Nothing but the lines holding the string "endpoints" should appear in the answer. Copy them from the entries.

══════

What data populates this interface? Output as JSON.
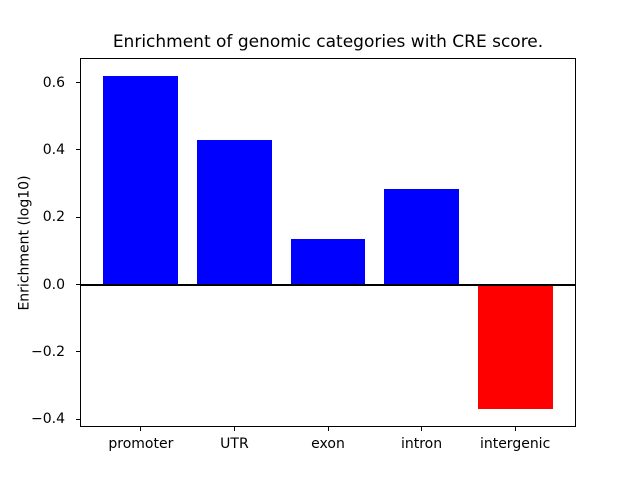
{
  "chart_data": {
    "type": "bar",
    "title": "Enrichment of genomic categories with CRE score.",
    "xlabel": "",
    "ylabel": "Enrichment (log10)",
    "categories": [
      "promoter",
      "UTR",
      "exon",
      "intron",
      "intergenic"
    ],
    "values": [
      0.62,
      0.43,
      0.135,
      0.285,
      -0.37
    ],
    "bar_colors": [
      "#0000ff",
      "#0000ff",
      "#0000ff",
      "#0000ff",
      "#ff0000"
    ],
    "positive_color": "#0000ff",
    "negative_color": "#ff0000",
    "bar_width_frac": 0.8,
    "x_range": [
      -0.64,
      4.64
    ],
    "ylim": [
      -0.42,
      0.67
    ],
    "yticks": [
      -0.4,
      -0.2,
      0.0,
      0.2,
      0.4,
      0.6
    ],
    "ytick_labels": [
      "−0.4",
      "−0.2",
      "0.0",
      "0.2",
      "0.4",
      "0.6"
    ],
    "zero_line": true,
    "grid": false,
    "legend": null,
    "axis_color": "#000000",
    "background_color": "#ffffff"
  }
}
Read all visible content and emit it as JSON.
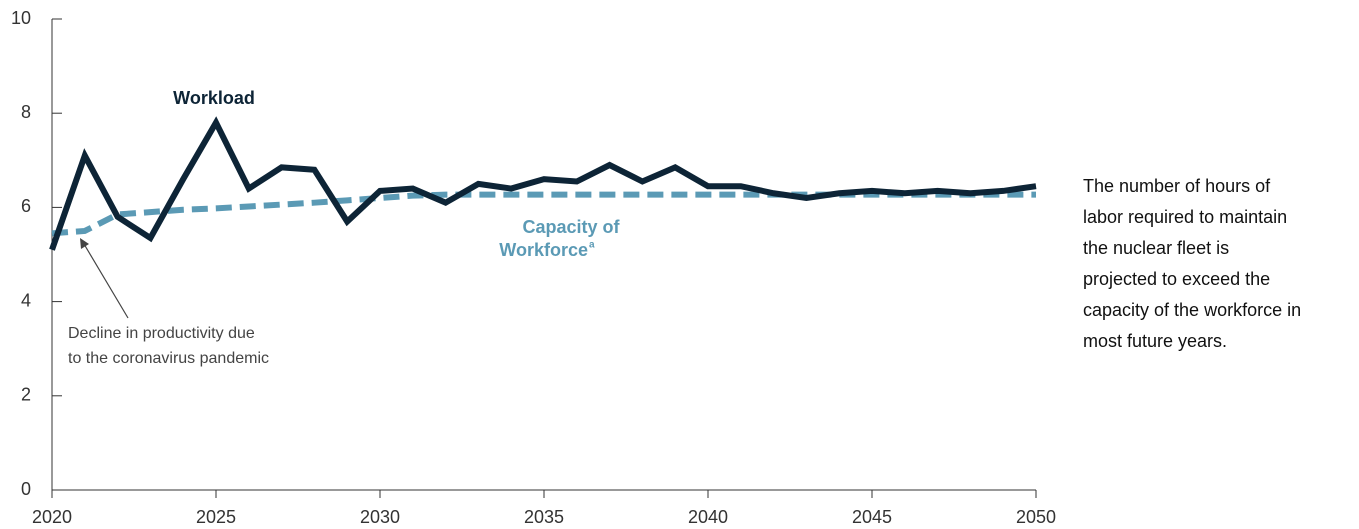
{
  "chart_data": {
    "type": "line",
    "x": [
      2020,
      2021,
      2022,
      2023,
      2024,
      2025,
      2026,
      2027,
      2028,
      2029,
      2030,
      2031,
      2032,
      2033,
      2034,
      2035,
      2036,
      2037,
      2038,
      2039,
      2040,
      2041,
      2042,
      2043,
      2044,
      2045,
      2046,
      2047,
      2048,
      2049,
      2050
    ],
    "series": [
      {
        "name": "Workload",
        "color": "#0d2436",
        "values": [
          5.1,
          7.1,
          5.8,
          5.35,
          6.6,
          7.8,
          6.4,
          6.85,
          6.8,
          5.7,
          6.35,
          6.4,
          6.1,
          6.5,
          6.4,
          6.6,
          6.55,
          6.9,
          6.55,
          6.85,
          6.45,
          6.45,
          6.3,
          6.2,
          6.3,
          6.35,
          6.3,
          6.35,
          6.3,
          6.35,
          6.45
        ]
      },
      {
        "name": "Capacity of Workforce",
        "color": "#5b9ab5",
        "dashed": true,
        "values": [
          5.45,
          5.5,
          5.85,
          5.9,
          5.95,
          5.98,
          6.02,
          6.06,
          6.1,
          6.15,
          6.2,
          6.25,
          6.27,
          6.27,
          6.27,
          6.27,
          6.27,
          6.27,
          6.27,
          6.27,
          6.27,
          6.27,
          6.27,
          6.27,
          6.27,
          6.27,
          6.27,
          6.27,
          6.27,
          6.27,
          6.27
        ]
      }
    ],
    "series_labels": {
      "workload": "Workload",
      "capacity": [
        "Capacity of",
        "Workforce"
      ],
      "capacity_footnote": "a"
    },
    "annotation": [
      "Decline in productivity due",
      "to the coronavirus pandemic"
    ],
    "side_note": [
      "The number of hours of",
      "labor required to maintain",
      "the nuclear fleet is",
      "projected to exceed the",
      "capacity of the workforce in",
      "most future years."
    ],
    "xlim": [
      2020,
      2050
    ],
    "xticks": [
      2020,
      2025,
      2030,
      2035,
      2040,
      2045,
      2050
    ],
    "ylim": [
      0,
      10
    ],
    "yticks": [
      0,
      2,
      4,
      6,
      8,
      10
    ]
  }
}
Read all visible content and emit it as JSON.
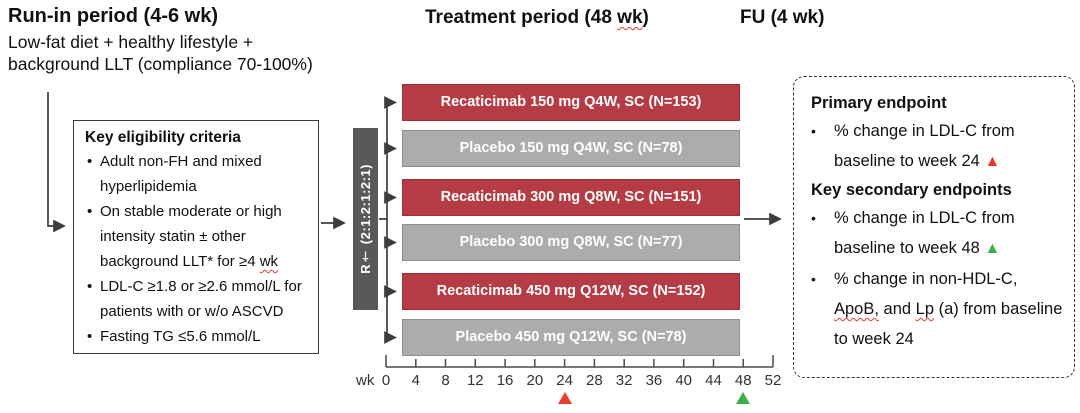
{
  "headings": {
    "run_in_title": "Run-in period (4-6 wk)",
    "run_in_subtitle": "Low-fat diet + healthy lifestyle + background LLT (compliance 70-100%)",
    "treatment_title_segments": [
      {
        "t": "Treatment period (48 "
      },
      {
        "t": "wk",
        "cls": "wavy"
      },
      {
        "t": ")"
      }
    ],
    "fu_title": "FU (4 wk)"
  },
  "eligibility": {
    "title": "Key eligibility criteria",
    "bullets": [
      [
        {
          "t": "Adult non-FH and mixed hyperlipidemia"
        }
      ],
      [
        {
          "t": "On stable moderate or high intensity statin ± other background LLT* for ≥4 "
        },
        {
          "t": "wk",
          "cls": "wavy"
        }
      ],
      [
        {
          "t": "LDL-C ≥1.8 or ≥2.6 mmol/L for patients with or w/o ASCVD"
        }
      ],
      [
        {
          "t": "Fasting TG ≤5.6 mmol/L"
        }
      ]
    ]
  },
  "randomization": {
    "label": "R† (2:1:2:1:2:1)"
  },
  "arms": [
    {
      "label": "Recaticimab 150 mg Q4W, SC (N=153)",
      "type": "recaticimab"
    },
    {
      "label": "Placebo 150 mg Q4W, SC (N=78)",
      "type": "placebo"
    },
    {
      "label": "Recaticimab 300 mg Q8W, SC (N=151)",
      "type": "recaticimab"
    },
    {
      "label": "Placebo 300 mg Q8W, SC (N=77)",
      "type": "placebo"
    },
    {
      "label": "Recaticimab 450 mg Q12W, SC (N=152)",
      "type": "recaticimab"
    },
    {
      "label": "Placebo 450 mg Q12W, SC (N=78)",
      "type": "placebo"
    }
  ],
  "axis": {
    "unit_label": "wk",
    "ticks": [
      "0",
      "4",
      "8",
      "12",
      "16",
      "20",
      "24",
      "28",
      "32",
      "36",
      "40",
      "44",
      "48",
      "52"
    ],
    "primary_marker_week": 24,
    "secondary_marker_week": 48
  },
  "endpoints": {
    "primary_title": "Primary endpoint",
    "primary_bullets": [
      [
        {
          "t": "% change in LDL-C from baseline to week 24 "
        },
        {
          "t": "▲",
          "cls": "tri-red"
        }
      ]
    ],
    "secondary_title": "Key secondary endpoints",
    "secondary_bullets": [
      [
        {
          "t": "% change in LDL-C from baseline to week 48 "
        },
        {
          "t": "▲",
          "cls": "tri-green"
        }
      ],
      [
        {
          "t": "% change in non-HDL-C, "
        },
        {
          "t": "ApoB,",
          "cls": "wavy"
        },
        {
          "t": " and "
        },
        {
          "t": "Lp",
          "cls": "wavy"
        },
        {
          "t": " (a) from baseline to week 24"
        }
      ]
    ]
  },
  "colors": {
    "recaticimab_red": "#B53B44",
    "recaticimab_red_border": "#9E3039",
    "placebo_gray": "#ACACAC",
    "placebo_gray_border": "#8E8E8E",
    "randomization_gray": "#595959",
    "line": "#3D3D3D",
    "marker_red": "#E93A2E",
    "marker_green": "#3FAE49"
  }
}
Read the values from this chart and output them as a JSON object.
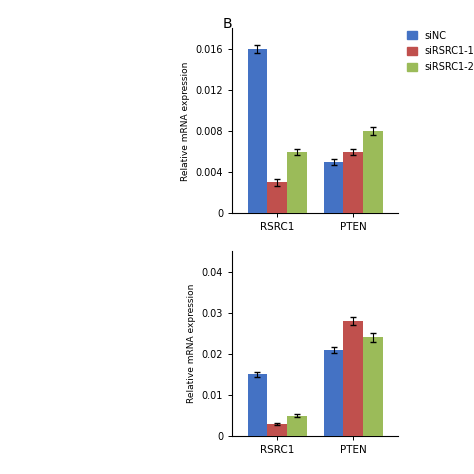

══════

● Reply:
  "endpoints": {
    "secondary_title": "Key secondary endpoints",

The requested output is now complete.